* _Your task_:
Select, from the material below, each line with "text" in it.

* _Materials provided_:
## Start

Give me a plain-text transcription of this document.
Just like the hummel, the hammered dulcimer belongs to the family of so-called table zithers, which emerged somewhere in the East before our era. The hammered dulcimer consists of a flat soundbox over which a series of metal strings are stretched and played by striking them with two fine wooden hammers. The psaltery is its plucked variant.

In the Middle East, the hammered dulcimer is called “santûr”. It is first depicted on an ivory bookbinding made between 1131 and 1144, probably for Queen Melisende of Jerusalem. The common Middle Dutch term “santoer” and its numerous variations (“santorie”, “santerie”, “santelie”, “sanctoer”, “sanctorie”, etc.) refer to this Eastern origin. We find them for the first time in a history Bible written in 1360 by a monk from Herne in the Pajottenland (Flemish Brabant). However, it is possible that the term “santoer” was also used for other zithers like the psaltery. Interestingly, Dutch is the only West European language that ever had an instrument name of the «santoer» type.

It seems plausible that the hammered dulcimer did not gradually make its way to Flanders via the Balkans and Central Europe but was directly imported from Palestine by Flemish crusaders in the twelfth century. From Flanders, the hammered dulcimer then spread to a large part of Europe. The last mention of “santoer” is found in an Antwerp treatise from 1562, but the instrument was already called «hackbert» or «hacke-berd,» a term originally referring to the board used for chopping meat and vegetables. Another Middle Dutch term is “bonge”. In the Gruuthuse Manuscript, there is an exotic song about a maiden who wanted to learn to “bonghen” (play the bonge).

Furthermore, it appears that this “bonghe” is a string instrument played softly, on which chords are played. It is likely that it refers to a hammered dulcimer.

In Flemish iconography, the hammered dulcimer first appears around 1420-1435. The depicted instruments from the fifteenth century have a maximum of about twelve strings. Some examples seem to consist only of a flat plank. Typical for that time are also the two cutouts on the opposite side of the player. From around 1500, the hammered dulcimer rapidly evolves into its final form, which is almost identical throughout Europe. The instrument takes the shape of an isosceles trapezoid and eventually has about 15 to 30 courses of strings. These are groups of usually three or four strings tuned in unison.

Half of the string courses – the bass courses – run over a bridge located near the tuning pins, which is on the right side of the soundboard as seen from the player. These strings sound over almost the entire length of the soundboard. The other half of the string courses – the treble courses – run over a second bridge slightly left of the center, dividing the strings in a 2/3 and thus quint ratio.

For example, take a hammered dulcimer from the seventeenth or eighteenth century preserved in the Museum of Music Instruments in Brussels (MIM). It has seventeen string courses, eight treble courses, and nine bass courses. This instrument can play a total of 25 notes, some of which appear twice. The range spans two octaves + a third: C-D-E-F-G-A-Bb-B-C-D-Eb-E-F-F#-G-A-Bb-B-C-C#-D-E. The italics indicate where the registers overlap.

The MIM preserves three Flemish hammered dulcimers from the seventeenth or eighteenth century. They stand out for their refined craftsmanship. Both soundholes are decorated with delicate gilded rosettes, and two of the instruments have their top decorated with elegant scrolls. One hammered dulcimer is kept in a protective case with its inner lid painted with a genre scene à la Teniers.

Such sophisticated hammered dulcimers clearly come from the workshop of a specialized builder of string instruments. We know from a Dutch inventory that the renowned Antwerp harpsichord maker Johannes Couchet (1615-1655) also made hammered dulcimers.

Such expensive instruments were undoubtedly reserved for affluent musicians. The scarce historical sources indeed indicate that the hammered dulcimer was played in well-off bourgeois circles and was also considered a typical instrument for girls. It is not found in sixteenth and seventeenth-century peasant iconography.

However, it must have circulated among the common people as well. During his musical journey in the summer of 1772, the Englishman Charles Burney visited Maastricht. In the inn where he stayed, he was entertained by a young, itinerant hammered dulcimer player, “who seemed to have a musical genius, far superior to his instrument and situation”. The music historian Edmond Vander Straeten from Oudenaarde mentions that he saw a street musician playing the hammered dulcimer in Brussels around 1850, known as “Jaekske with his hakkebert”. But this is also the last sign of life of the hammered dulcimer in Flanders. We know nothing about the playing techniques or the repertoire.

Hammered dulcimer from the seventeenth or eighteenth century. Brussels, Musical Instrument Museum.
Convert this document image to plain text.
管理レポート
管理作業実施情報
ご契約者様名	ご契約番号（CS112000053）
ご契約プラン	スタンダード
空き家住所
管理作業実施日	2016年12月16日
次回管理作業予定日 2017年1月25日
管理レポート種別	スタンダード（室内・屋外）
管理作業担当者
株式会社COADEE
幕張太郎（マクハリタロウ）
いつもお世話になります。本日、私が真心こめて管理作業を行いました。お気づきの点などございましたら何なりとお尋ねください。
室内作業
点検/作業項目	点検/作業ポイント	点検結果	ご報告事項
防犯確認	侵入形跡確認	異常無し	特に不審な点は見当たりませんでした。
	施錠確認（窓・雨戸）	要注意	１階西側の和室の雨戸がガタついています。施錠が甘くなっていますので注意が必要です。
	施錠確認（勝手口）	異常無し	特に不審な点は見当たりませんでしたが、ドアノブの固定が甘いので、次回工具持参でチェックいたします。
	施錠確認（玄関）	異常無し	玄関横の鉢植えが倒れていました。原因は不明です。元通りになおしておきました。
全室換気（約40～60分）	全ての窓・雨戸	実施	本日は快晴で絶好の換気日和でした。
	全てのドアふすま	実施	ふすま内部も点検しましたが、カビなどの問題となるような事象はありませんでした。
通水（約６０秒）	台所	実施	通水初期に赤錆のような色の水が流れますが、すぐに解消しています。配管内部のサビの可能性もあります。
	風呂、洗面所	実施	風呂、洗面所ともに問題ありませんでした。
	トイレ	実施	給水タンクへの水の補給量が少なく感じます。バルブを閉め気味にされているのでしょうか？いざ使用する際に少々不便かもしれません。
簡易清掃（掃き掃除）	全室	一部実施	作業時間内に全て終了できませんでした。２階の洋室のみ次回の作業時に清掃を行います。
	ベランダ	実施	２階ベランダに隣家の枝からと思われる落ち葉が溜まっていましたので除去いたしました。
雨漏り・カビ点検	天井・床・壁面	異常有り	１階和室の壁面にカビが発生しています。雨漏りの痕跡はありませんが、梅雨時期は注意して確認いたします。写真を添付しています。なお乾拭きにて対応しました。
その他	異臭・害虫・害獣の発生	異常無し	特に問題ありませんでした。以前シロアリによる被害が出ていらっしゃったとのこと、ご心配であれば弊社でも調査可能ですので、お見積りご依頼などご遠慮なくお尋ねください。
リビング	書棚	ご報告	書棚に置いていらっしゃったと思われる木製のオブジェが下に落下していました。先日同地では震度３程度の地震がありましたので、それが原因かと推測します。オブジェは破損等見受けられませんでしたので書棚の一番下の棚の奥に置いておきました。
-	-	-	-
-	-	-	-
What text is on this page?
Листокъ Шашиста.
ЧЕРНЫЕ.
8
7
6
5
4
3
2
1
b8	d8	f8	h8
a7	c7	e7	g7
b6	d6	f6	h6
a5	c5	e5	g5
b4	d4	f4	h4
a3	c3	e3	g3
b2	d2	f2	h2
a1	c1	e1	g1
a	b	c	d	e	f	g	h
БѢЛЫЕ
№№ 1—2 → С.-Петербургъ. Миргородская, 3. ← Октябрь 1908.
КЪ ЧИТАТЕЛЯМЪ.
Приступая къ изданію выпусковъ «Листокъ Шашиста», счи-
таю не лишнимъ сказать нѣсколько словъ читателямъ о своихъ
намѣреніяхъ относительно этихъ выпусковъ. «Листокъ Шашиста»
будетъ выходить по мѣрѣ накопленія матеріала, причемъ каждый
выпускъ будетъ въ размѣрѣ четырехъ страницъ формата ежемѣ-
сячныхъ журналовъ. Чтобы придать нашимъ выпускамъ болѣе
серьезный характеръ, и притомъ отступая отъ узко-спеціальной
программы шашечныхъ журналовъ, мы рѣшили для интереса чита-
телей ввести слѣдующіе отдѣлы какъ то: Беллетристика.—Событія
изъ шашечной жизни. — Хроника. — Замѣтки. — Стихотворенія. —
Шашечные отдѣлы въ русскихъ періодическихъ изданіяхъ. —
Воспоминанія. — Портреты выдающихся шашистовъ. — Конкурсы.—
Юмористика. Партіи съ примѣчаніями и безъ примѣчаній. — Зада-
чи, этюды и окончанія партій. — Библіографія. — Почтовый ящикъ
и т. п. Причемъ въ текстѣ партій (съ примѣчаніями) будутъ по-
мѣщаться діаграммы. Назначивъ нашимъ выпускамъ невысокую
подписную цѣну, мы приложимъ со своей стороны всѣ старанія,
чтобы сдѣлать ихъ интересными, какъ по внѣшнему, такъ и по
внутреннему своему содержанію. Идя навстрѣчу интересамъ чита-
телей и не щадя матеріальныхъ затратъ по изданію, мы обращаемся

## End

* _Reply_:
Give me a plain-text transcription of this document.
Convert this document image to plain text.
What text is on this page?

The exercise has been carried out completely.